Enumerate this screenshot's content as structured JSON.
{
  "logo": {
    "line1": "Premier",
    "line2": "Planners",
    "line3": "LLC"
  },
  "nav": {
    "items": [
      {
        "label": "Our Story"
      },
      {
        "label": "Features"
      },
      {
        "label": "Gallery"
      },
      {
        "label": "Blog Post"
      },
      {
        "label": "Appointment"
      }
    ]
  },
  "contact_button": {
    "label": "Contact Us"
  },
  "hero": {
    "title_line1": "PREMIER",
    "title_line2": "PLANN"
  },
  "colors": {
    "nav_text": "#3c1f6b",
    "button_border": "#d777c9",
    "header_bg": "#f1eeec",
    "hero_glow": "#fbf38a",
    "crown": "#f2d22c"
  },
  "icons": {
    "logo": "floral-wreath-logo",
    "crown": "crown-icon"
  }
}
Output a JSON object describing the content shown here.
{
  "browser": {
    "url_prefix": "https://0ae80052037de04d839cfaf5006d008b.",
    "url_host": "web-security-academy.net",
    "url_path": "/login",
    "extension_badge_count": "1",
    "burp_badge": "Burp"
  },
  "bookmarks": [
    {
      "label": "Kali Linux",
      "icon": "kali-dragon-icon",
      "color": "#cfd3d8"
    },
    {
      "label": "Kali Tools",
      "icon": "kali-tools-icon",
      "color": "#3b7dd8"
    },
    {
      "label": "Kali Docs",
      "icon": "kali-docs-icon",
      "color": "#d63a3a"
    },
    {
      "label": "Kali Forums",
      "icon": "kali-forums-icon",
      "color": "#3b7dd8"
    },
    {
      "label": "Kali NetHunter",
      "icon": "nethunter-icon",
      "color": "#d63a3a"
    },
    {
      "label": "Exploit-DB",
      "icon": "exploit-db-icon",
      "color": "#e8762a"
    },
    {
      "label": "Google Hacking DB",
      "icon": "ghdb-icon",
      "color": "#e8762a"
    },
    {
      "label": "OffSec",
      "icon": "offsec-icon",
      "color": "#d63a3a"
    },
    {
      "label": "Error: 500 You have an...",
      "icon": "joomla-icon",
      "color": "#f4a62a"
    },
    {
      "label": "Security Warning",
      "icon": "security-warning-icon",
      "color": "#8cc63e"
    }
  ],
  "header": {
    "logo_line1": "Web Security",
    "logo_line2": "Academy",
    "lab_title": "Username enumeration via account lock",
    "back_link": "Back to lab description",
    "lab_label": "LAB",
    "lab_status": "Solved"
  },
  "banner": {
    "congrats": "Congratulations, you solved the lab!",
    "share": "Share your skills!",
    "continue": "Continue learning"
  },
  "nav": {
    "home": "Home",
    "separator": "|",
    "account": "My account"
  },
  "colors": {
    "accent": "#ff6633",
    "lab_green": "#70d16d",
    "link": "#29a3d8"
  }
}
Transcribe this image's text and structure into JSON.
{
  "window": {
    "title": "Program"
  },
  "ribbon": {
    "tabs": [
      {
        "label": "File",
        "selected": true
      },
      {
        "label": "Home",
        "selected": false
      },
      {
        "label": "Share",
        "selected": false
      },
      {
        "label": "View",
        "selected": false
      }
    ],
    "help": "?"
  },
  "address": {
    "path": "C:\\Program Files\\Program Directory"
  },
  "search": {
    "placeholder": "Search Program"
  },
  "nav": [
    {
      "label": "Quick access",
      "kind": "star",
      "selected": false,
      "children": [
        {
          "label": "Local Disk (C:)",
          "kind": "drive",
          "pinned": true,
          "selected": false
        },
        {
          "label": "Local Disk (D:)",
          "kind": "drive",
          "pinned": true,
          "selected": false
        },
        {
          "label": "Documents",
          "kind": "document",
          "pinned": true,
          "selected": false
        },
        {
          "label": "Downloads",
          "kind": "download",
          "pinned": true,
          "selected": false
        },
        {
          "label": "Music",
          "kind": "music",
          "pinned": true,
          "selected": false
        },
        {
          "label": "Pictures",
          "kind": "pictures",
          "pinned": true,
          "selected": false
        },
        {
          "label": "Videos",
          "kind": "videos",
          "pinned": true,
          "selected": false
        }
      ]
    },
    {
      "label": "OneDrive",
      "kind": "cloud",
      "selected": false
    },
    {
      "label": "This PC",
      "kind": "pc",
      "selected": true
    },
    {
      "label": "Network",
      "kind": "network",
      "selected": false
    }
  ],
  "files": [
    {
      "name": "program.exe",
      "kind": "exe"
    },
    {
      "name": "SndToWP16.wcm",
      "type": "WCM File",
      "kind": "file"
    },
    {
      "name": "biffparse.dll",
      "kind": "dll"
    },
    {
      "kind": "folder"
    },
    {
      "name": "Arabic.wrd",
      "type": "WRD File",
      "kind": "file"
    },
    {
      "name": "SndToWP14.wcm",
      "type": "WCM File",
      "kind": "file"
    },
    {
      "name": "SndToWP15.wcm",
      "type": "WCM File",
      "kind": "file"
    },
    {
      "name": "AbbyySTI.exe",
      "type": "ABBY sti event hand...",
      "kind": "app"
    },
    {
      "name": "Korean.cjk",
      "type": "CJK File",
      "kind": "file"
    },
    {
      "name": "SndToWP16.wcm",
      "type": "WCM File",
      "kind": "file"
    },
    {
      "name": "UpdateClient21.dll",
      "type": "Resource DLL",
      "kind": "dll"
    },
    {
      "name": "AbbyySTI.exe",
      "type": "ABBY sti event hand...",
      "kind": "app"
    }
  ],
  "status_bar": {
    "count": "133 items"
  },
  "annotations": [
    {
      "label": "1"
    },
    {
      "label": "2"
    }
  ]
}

────────────────────────────────────────

> [WHAT TO DO]: Return all the data exactly as given.

> [FINISHED EXERCISE]:
Enumerate this screenshot's content as structured JSON.
{
  "logo": {
    "line1": "Premier",
    "line2": "Planners",
    "line3": "LLC"
  },
  "nav": {
    "items": [
      {
        "label": "Our Story"
      },
      {
        "label": "Features"
      },
      {
        "label": "Gallery"
      },
      {
        "label": "Blog Post"
      },
      {
        "label": "Appointment"
      }
    ]
  },
  "contact_button": {
    "label": "Contact Us"
  },
  "hero": {
    "title_line1": "PREMIER",
    "title_line2": "PLANN"
  },
  "colors": {
    "nav_text": "#3c1f6b",
    "button_border": "#d777c9",
    "header_bg": "#f1eeec",
    "hero_glow": "#fbf38a",
    "crown": "#f2d22c"
  },
  "icons": {
    "logo": "floral-wreath-logo",
    "crown": "crown-icon"
  }
}
Output a JSON object describing the content shown here.
{
  "browser": {
    "url_prefix": "https://0ae80052037de04d839cfaf5006d008b.",
    "url_host": "web-security-academy.net",
    "url_path": "/login",
    "extension_badge_count": "1",
    "burp_badge": "Burp"
  },
  "bookmarks": [
    {
      "label": "Kali Linux",
      "icon": "kali-dragon-icon",
      "color": "#cfd3d8"
    },
    {
      "label": "Kali Tools",
      "icon": "kali-tools-icon",
      "color": "#3b7dd8"
    },
    {
      "label": "Kali Docs",
      "icon": "kali-docs-icon",
      "color": "#d63a3a"
    },
    {
      "label": "Kali Forums",
      "icon": "kali-forums-icon",
      "color": "#3b7dd8"
    },
    {
      "label": "Kali NetHunter",
      "icon": "nethunter-icon",
      "color": "#d63a3a"
    },
    {
      "label": "Exploit-DB",
      "icon": "exploit-db-icon",
      "color": "#e8762a"
    },
    {
      "label": "Google Hacking DB",
      "icon": "ghdb-icon",
      "color": "#e8762a"
    },
    {
      "label": "OffSec",
      "icon": "offsec-icon",
      "color": "#d63a3a"
    },
    {
      "label": "Error: 500 You have an...",
      "icon": "joomla-icon",
      "color": "#f4a62a"
    },
    {
      "label": "Security Warning",
      "icon": "security-warning-icon",
      "color": "#8cc63e"
    }
  ],
  "header": {
    "logo_line1": "Web Security",
    "logo_line2": "Academy",
    "lab_title": "Username enumeration via account lock",
    "back_link": "Back to lab description",
    "lab_label": "LAB",
    "lab_status": "Solved"
  },
  "banner": {
    "congrats": "Congratulations, you solved the lab!",
    "share": "Share your skills!",
    "continue": "Continue learning"
  },
  "nav": {
    "home": "Home",
    "separator": "|",
    "account": "My account"
  },
  "colors": {
    "accent": "#ff6633",
    "lab_green": "#70d16d",
    "link": "#29a3d8"
  }
}
Transcribe this image's text and structure into JSON.
{
  "window": {
    "title": "Program"
  },
  "ribbon": {
    "tabs": [
      {
        "label": "File",
        "selected": true
      },
      {
        "label": "Home",
        "selected": false
      },
      {
        "label": "Share",
        "selected": false
      },
      {
        "label": "View",
        "selected": false
      }
    ],
    "help": "?"
  },
  "address": {
    "path": "C:\\Program Files\\Program Directory"
  },
  "search": {
    "placeholder": "Search Program"
  },
  "nav": [
    {
      "label": "Quick access",
      "kind": "star",
      "selected": false,
      "children": [
        {
          "label": "Local Disk (C:)",
          "kind": "drive",
          "pinned": true,
          "selected": false
        },
        {
          "label": "Local Disk (D:)",
          "kind": "drive",
          "pinned": true,
          "selected": false
        },
        {
          "label": "Documents",
          "kind": "document",
          "pinned": true,
          "selected": false
        },
        {
          "label": "Downloads",
          "kind": "download",
          "pinned": true,
          "selected": false
        },
        {
          "label": "Music",
          "kind": "music",
          "pinned": true,
          "selected": false
        },
        {
          "label": "Pictures",
          "kind": "pictures",
          "pinned": true,
          "selected": false
        },
        {
          "label": "Videos",
          "kind": "videos",
          "pinned": true,
          "selected": false
        }
      ]
    },
    {
      "label": "OneDrive",
      "kind": "cloud",
      "selected": false
    },
    {
      "label": "This PC",
      "kind": "pc",
      "selected": true
    },
    {
      "label": "Network",
      "kind": "network",
      "selected": false
    }
  ],
  "files": [
    {
      "name": "program.exe",
      "kind": "exe"
    },
    {
      "name": "SndToWP16.wcm",
      "type": "WCM File",
      "kind": "file"
    },
    {
      "name": "biffparse.dll",
      "kind": "dll"
    },
    {
      "kind": "folder"
    },
    {
      "name": "Arabic.wrd",
      "type": "WRD File",
      "kind": "file"
    },
    {
      "name": "SndToWP14.wcm",
      "type": "WCM File",
      "kind": "file"
    },
    {
      "name": "SndToWP15.wcm",
      "type": "WCM File",
      "kind": "file"
    },
    {
      "name": "AbbyySTI.exe",
      "type": "ABBY sti event hand...",
      "kind": "app"
    },
    {
      "name": "Korean.cjk",
      "type": "CJK File",
      "kind": "file"
    },
    {
      "name": "SndToWP16.wcm",
      "type": "WCM File",
      "kind": "file"
    },
    {
      "name": "UpdateClient21.dll",
      "type": "Resource DLL",
      "kind": "dll"
    },
    {
      "name": "AbbyySTI.exe",
      "type": "ABBY sti event hand...",
      "kind": "app"
    }
  ],
  "status_bar": {
    "count": "133 items"
  },
  "annotations": [
    {
      "label": "1"
    },
    {
      "label": "2"
    }
  ]
}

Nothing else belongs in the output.